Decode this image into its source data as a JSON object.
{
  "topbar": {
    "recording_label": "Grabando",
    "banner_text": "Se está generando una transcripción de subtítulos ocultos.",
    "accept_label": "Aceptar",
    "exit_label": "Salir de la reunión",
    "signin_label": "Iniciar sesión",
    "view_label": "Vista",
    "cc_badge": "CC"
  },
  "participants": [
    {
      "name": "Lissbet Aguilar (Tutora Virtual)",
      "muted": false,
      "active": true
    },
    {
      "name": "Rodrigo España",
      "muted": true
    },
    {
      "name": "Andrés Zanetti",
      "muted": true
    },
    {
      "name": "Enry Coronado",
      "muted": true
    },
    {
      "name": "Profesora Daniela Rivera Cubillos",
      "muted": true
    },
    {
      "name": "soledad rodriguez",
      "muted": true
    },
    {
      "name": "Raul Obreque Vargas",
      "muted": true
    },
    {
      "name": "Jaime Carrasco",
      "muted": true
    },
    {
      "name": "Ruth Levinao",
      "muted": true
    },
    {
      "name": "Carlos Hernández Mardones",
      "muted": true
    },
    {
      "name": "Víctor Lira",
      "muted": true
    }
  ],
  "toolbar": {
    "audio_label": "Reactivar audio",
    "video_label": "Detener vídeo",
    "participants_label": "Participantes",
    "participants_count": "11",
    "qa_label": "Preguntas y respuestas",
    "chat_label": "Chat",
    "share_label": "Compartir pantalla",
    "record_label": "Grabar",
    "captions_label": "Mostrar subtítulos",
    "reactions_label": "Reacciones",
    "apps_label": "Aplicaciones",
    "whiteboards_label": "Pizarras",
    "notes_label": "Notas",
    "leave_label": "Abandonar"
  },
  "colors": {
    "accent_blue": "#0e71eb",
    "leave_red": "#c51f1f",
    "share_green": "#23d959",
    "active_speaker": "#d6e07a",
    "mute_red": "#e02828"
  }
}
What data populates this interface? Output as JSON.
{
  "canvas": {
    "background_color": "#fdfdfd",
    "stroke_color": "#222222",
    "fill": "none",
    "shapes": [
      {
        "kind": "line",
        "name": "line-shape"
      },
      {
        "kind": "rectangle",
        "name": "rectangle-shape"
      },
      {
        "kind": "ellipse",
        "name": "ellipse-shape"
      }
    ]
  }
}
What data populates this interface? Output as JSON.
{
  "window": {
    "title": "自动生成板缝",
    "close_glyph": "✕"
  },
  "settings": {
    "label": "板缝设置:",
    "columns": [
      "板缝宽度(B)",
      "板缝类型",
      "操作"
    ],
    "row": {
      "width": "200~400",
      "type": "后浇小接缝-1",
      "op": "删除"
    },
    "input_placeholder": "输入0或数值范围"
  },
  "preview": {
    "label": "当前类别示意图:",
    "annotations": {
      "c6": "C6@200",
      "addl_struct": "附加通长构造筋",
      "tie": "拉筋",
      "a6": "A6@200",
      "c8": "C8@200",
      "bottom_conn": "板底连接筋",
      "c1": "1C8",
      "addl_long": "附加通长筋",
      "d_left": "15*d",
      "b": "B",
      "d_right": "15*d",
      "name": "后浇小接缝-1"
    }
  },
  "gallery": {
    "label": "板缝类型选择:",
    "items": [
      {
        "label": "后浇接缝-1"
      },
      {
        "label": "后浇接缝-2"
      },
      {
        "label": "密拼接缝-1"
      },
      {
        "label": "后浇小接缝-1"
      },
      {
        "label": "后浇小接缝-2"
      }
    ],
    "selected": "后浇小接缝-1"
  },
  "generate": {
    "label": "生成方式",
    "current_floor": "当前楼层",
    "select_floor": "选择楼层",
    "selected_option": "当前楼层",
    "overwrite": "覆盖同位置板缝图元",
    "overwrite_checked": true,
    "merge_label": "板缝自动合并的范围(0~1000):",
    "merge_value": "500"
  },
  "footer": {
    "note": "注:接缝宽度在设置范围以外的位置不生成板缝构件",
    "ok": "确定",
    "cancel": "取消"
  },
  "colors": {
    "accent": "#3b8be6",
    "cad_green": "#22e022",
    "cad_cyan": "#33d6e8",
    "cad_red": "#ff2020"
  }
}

========================================================================

**Problem to solve:** Set down every record above exactly as given.

**Solved problem:**
Decode this image into its source data as a JSON object.
{
  "topbar": {
    "recording_label": "Grabando",
    "banner_text": "Se está generando una transcripción de subtítulos ocultos.",
    "accept_label": "Aceptar",
    "exit_label": "Salir de la reunión",
    "signin_label": "Iniciar sesión",
    "view_label": "Vista",
    "cc_badge": "CC"
  },
  "participants": [
    {
      "name": "Lissbet Aguilar (Tutora Virtual)",
      "muted": false,
      "active": true
    },
    {
      "name": "Rodrigo España",
      "muted": true
    },
    {
      "name": "Andrés Zanetti",
      "muted": true
    },
    {
      "name": "Enry Coronado",
      "muted": true
    },
    {
      "name": "Profesora Daniela Rivera Cubillos",
      "muted": true
    },
    {
      "name": "soledad rodriguez",
      "muted": true
    },
    {
      "name": "Raul Obreque Vargas",
      "muted": true
    },
    {
      "name": "Jaime Carrasco",
      "muted": true
    },
    {
      "name": "Ruth Levinao",
      "muted": true
    },
    {
      "name": "Carlos Hernández Mardones",
      "muted": true
    },
    {
      "name": "Víctor Lira",
      "muted": true
    }
  ],
  "toolbar": {
    "audio_label": "Reactivar audio",
    "video_label": "Detener vídeo",
    "participants_label": "Participantes",
    "participants_count": "11",
    "qa_label": "Preguntas y respuestas",
    "chat_label": "Chat",
    "share_label": "Compartir pantalla",
    "record_label": "Grabar",
    "captions_label": "Mostrar subtítulos",
    "reactions_label": "Reacciones",
    "apps_label": "Aplicaciones",
    "whiteboards_label": "Pizarras",
    "notes_label": "Notas",
    "leave_label": "Abandonar"
  },
  "colors": {
    "accent_blue": "#0e71eb",
    "leave_red": "#c51f1f",
    "share_green": "#23d959",
    "active_speaker": "#d6e07a",
    "mute_red": "#e02828"
  }
}
What data populates this interface? Output as JSON.
{
  "canvas": {
    "background_color": "#fdfdfd",
    "stroke_color": "#222222",
    "fill": "none",
    "shapes": [
      {
        "kind": "line",
        "name": "line-shape"
      },
      {
        "kind": "rectangle",
        "name": "rectangle-shape"
      },
      {
        "kind": "ellipse",
        "name": "ellipse-shape"
      }
    ]
  }
}
What data populates this interface? Output as JSON.
{
  "window": {
    "title": "自动生成板缝",
    "close_glyph": "✕"
  },
  "settings": {
    "label": "板缝设置:",
    "columns": [
      "板缝宽度(B)",
      "板缝类型",
      "操作"
    ],
    "row": {
      "width": "200~400",
      "type": "后浇小接缝-1",
      "op": "删除"
    },
    "input_placeholder": "输入0或数值范围"
  },
  "preview": {
    "label": "当前类别示意图:",
    "annotations": {
      "c6": "C6@200",
      "addl_struct": "附加通长构造筋",
      "tie": "拉筋",
      "a6": "A6@200",
      "c8": "C8@200",
      "bottom_conn": "板底连接筋",
      "c1": "1C8",
      "addl_long": "附加通长筋",
      "d_left": "15*d",
      "b": "B",
      "d_right": "15*d",
      "name": "后浇小接缝-1"
    }
  },
  "gallery": {
    "label": "板缝类型选择:",
    "items": [
      {
        "label": "后浇接缝-1"
      },
      {
        "label": "后浇接缝-2"
      },
      {
        "label": "密拼接缝-1"
      },
      {
        "label": "后浇小接缝-1"
      },
      {
        "label": "后浇小接缝-2"
      }
    ],
    "selected": "后浇小接缝-1"
  },
  "generate": {
    "label": "生成方式",
    "current_floor": "当前楼层",
    "select_floor": "选择楼层",
    "selected_option": "当前楼层",
    "overwrite": "覆盖同位置板缝图元",
    "overwrite_checked": true,
    "merge_label": "板缝自动合并的范围(0~1000):",
    "merge_value": "500"
  },
  "footer": {
    "note": "注:接缝宽度在设置范围以外的位置不生成板缝构件",
    "ok": "确定",
    "cancel": "取消"
  },
  "colors": {
    "accent": "#3b8be6",
    "cad_green": "#22e022",
    "cad_cyan": "#33d6e8",
    "cad_red": "#ff2020"
  }
}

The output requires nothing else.